● Task material:
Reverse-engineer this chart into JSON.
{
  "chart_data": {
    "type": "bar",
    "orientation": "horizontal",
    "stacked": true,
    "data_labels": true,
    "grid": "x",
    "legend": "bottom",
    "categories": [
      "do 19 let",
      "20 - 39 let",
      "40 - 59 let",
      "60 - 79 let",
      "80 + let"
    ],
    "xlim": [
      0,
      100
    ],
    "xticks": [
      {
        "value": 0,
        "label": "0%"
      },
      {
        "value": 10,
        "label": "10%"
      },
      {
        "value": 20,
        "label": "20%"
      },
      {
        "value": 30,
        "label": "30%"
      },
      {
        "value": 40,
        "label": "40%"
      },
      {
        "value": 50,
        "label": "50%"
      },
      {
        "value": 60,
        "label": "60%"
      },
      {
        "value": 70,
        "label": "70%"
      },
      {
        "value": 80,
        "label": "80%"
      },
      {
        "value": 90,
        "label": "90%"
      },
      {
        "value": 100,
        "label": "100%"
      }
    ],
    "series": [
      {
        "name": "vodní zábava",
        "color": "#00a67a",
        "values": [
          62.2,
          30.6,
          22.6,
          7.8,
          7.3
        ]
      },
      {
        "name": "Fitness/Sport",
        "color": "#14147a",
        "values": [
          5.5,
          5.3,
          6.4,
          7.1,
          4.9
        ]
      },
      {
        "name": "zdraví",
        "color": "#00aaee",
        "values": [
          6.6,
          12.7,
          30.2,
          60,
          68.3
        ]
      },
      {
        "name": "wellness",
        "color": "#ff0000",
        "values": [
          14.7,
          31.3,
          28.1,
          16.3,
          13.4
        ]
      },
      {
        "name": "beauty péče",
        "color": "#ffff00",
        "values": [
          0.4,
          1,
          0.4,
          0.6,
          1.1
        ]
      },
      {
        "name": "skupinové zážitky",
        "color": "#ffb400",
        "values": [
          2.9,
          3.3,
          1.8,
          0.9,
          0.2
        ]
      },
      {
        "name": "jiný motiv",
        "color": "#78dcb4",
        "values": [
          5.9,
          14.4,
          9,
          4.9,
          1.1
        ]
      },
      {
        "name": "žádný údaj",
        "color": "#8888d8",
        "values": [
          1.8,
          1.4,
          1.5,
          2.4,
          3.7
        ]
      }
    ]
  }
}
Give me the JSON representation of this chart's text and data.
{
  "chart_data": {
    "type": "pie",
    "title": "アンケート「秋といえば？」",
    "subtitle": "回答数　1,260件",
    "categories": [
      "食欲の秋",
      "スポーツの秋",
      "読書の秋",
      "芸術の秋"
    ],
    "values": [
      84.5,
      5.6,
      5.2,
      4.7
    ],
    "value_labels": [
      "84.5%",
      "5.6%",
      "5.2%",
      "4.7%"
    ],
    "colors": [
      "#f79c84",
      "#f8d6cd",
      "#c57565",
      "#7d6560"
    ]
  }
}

● Objective: Retype the data exactly as given.

● Exercise answer:
Reverse-engineer this chart into JSON.
{
  "chart_data": {
    "type": "bar",
    "orientation": "horizontal",
    "stacked": true,
    "data_labels": true,
    "grid": "x",
    "legend": "bottom",
    "categories": [
      "do 19 let",
      "20 - 39 let",
      "40 - 59 let",
      "60 - 79 let",
      "80 + let"
    ],
    "xlim": [
      0,
      100
    ],
    "xticks": [
      {
        "value": 0,
        "label": "0%"
      },
      {
        "value": 10,
        "label": "10%"
      },
      {
        "value": 20,
        "label": "20%"
      },
      {
        "value": 30,
        "label": "30%"
      },
      {
        "value": 40,
        "label": "40%"
      },
      {
        "value": 50,
        "label": "50%"
      },
      {
        "value": 60,
        "label": "60%"
      },
      {
        "value": 70,
        "label": "70%"
      },
      {
        "value": 80,
        "label": "80%"
      },
      {
        "value": 90,
        "label": "90%"
      },
      {
        "value": 100,
        "label": "100%"
      }
    ],
    "series": [
      {
        "name": "vodní zábava",
        "color": "#00a67a",
        "values": [
          62.2,
          30.6,
          22.6,
          7.8,
          7.3
        ]
      },
      {
        "name": "Fitness/Sport",
        "color": "#14147a",
        "values": [
          5.5,
          5.3,
          6.4,
          7.1,
          4.9
        ]
      },
      {
        "name": "zdraví",
        "color": "#00aaee",
        "values": [
          6.6,
          12.7,
          30.2,
          60,
          68.3
        ]
      },
      {
        "name": "wellness",
        "color": "#ff0000",
        "values": [
          14.7,
          31.3,
          28.1,
          16.3,
          13.4
        ]
      },
      {
        "name": "beauty péče",
        "color": "#ffff00",
        "values": [
          0.4,
          1,
          0.4,
          0.6,
          1.1
        ]
      },
      {
        "name": "skupinové zážitky",
        "color": "#ffb400",
        "values": [
          2.9,
          3.3,
          1.8,
          0.9,
          0.2
        ]
      },
      {
        "name": "jiný motiv",
        "color": "#78dcb4",
        "values": [
          5.9,
          14.4,
          9,
          4.9,
          1.1
        ]
      },
      {
        "name": "žádný údaj",
        "color": "#8888d8",
        "values": [
          1.8,
          1.4,
          1.5,
          2.4,
          3.7
        ]
      }
    ]
  }
}
Give me the JSON representation of this chart's text and data.
{
  "chart_data": {
    "type": "pie",
    "title": "アンケート「秋といえば？」",
    "subtitle": "回答数　1,260件",
    "categories": [
      "食欲の秋",
      "スポーツの秋",
      "読書の秋",
      "芸術の秋"
    ],
    "values": [
      84.5,
      5.6,
      5.2,
      4.7
    ],
    "value_labels": [
      "84.5%",
      "5.6%",
      "5.2%",
      "4.7%"
    ],
    "colors": [
      "#f79c84",
      "#f8d6cd",
      "#c57565",
      "#7d6560"
    ]
  }
}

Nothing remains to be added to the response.